**Work to do**:
Search the material and gather each line with "name" in it.

==*==

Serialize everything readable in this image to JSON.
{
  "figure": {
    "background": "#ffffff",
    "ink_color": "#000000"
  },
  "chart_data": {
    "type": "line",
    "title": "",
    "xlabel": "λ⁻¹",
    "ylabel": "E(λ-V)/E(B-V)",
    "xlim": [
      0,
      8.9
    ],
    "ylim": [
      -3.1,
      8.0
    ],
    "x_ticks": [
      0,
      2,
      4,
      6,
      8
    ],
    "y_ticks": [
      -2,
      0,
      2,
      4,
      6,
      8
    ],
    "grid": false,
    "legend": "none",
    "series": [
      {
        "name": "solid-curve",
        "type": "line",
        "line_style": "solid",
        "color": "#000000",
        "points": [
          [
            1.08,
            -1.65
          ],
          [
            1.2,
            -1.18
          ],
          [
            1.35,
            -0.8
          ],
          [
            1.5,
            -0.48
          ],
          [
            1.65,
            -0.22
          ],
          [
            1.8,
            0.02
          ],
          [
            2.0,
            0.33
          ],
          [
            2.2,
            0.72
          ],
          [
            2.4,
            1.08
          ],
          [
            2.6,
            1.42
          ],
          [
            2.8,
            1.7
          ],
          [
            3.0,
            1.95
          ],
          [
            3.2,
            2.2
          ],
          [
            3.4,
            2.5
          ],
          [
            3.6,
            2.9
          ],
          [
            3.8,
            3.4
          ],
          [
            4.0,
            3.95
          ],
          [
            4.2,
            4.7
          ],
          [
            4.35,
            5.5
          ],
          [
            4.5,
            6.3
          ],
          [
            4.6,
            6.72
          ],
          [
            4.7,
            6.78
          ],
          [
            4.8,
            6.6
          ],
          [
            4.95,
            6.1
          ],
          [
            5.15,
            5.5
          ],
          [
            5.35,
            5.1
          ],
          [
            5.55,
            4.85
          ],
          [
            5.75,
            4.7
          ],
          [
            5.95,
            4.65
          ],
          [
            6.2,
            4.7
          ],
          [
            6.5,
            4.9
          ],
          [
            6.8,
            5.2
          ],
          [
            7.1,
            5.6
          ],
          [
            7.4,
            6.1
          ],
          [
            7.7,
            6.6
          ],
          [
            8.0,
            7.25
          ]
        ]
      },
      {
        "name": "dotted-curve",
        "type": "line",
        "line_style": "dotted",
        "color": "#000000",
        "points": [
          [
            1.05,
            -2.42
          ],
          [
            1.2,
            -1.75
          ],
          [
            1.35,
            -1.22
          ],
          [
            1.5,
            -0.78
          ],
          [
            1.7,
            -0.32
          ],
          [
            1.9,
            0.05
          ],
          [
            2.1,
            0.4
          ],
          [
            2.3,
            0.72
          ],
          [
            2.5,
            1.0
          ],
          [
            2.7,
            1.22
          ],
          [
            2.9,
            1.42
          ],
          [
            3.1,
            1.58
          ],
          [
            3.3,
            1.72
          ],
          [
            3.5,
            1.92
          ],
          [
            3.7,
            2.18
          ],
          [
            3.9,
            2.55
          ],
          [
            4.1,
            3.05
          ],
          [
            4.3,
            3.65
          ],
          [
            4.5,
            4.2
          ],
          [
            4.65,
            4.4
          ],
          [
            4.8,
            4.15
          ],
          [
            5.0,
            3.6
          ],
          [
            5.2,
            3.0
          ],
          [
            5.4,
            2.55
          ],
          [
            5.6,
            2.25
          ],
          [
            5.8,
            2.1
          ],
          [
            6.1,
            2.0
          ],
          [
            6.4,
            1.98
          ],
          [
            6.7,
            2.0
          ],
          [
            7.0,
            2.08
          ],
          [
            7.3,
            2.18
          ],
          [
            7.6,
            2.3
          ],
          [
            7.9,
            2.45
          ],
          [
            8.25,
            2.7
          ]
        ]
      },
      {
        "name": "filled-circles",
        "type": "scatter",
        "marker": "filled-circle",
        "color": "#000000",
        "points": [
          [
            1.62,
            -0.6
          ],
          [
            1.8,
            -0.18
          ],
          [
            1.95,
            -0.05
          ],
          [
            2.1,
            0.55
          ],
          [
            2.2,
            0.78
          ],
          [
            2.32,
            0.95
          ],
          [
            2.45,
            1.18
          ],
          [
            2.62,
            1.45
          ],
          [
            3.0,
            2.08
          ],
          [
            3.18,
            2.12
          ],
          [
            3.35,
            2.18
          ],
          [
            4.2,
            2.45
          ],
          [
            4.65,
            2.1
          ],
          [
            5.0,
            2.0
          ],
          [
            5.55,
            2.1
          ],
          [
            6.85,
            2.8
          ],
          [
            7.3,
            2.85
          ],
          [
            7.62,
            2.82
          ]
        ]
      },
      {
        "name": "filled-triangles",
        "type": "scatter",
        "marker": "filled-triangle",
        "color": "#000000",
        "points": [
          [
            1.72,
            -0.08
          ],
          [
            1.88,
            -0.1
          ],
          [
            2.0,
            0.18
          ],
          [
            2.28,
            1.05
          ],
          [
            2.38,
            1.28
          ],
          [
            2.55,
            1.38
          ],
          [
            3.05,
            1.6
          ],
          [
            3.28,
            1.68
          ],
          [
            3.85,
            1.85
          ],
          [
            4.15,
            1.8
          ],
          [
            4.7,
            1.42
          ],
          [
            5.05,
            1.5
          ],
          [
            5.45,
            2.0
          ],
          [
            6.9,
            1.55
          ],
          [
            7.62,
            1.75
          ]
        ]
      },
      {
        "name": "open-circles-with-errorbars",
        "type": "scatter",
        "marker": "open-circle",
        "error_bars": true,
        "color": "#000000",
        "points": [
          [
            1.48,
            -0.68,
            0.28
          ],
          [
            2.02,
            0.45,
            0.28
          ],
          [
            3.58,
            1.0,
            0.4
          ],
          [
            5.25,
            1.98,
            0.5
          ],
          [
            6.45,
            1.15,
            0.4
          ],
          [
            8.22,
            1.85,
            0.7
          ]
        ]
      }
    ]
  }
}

==*==

**Exercise solution**:
        "name": "solid-curve",
        "name": "dotted-curve",
        "name": "filled-circles",
        "name": "filled-triangles",
        "name": "open-circles-with-errorbars",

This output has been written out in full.